• **WHAT THE EXERCISE ASKS**
Reproduce the listing below in its entirety. Change nothing.

--- begin RECORDS SUPPLIED ---

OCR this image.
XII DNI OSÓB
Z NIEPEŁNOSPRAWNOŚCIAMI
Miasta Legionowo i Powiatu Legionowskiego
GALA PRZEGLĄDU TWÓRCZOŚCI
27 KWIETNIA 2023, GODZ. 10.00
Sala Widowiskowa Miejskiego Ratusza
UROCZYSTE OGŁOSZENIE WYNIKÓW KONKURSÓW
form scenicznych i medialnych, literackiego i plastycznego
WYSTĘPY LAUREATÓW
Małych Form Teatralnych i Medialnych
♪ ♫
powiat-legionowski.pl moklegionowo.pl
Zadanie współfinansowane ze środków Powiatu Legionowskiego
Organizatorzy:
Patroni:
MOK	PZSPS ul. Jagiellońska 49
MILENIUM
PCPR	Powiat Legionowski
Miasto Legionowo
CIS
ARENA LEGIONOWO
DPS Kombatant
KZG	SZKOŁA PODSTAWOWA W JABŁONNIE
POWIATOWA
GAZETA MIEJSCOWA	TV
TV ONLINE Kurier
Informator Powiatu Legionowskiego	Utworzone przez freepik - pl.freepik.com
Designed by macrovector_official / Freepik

--- end RECORDS SUPPLIED ---

• **SOLUTION TO THE EXERCISE**
OCR this image.
XII DNI OSÓB
Z NIEPEŁNOSPRAWNOŚCIAMI
Miasta Legionowo i Powiatu Legionowskiego
GALA PRZEGLĄDU TWÓRCZOŚCI
27 KWIETNIA 2023, GODZ. 10.00
Sala Widowiskowa Miejskiego Ratusza
UROCZYSTE OGŁOSZENIE WYNIKÓW KONKURSÓW
form scenicznych i medialnych, literackiego i plastycznego
WYSTĘPY LAUREATÓW
Małych Form Teatralnych i Medialnych
♪ ♫
powiat-legionowski.pl moklegionowo.pl
Zadanie współfinansowane ze środków Powiatu Legionowskiego
Organizatorzy:
Patroni:
MOK	PZSPS ul. Jagiellońska 49
MILENIUM
PCPR	Powiat Legionowski
Miasto Legionowo
CIS
ARENA LEGIONOWO
DPS Kombatant
KZG	SZKOŁA PODSTAWOWA W JABŁONNIE
POWIATOWA
GAZETA MIEJSCOWA	TV
TV ONLINE Kurier
Informator Powiatu Legionowskiego	Utworzone przez freepik - pl.freepik.com
Designed by macrovector_official / Freepik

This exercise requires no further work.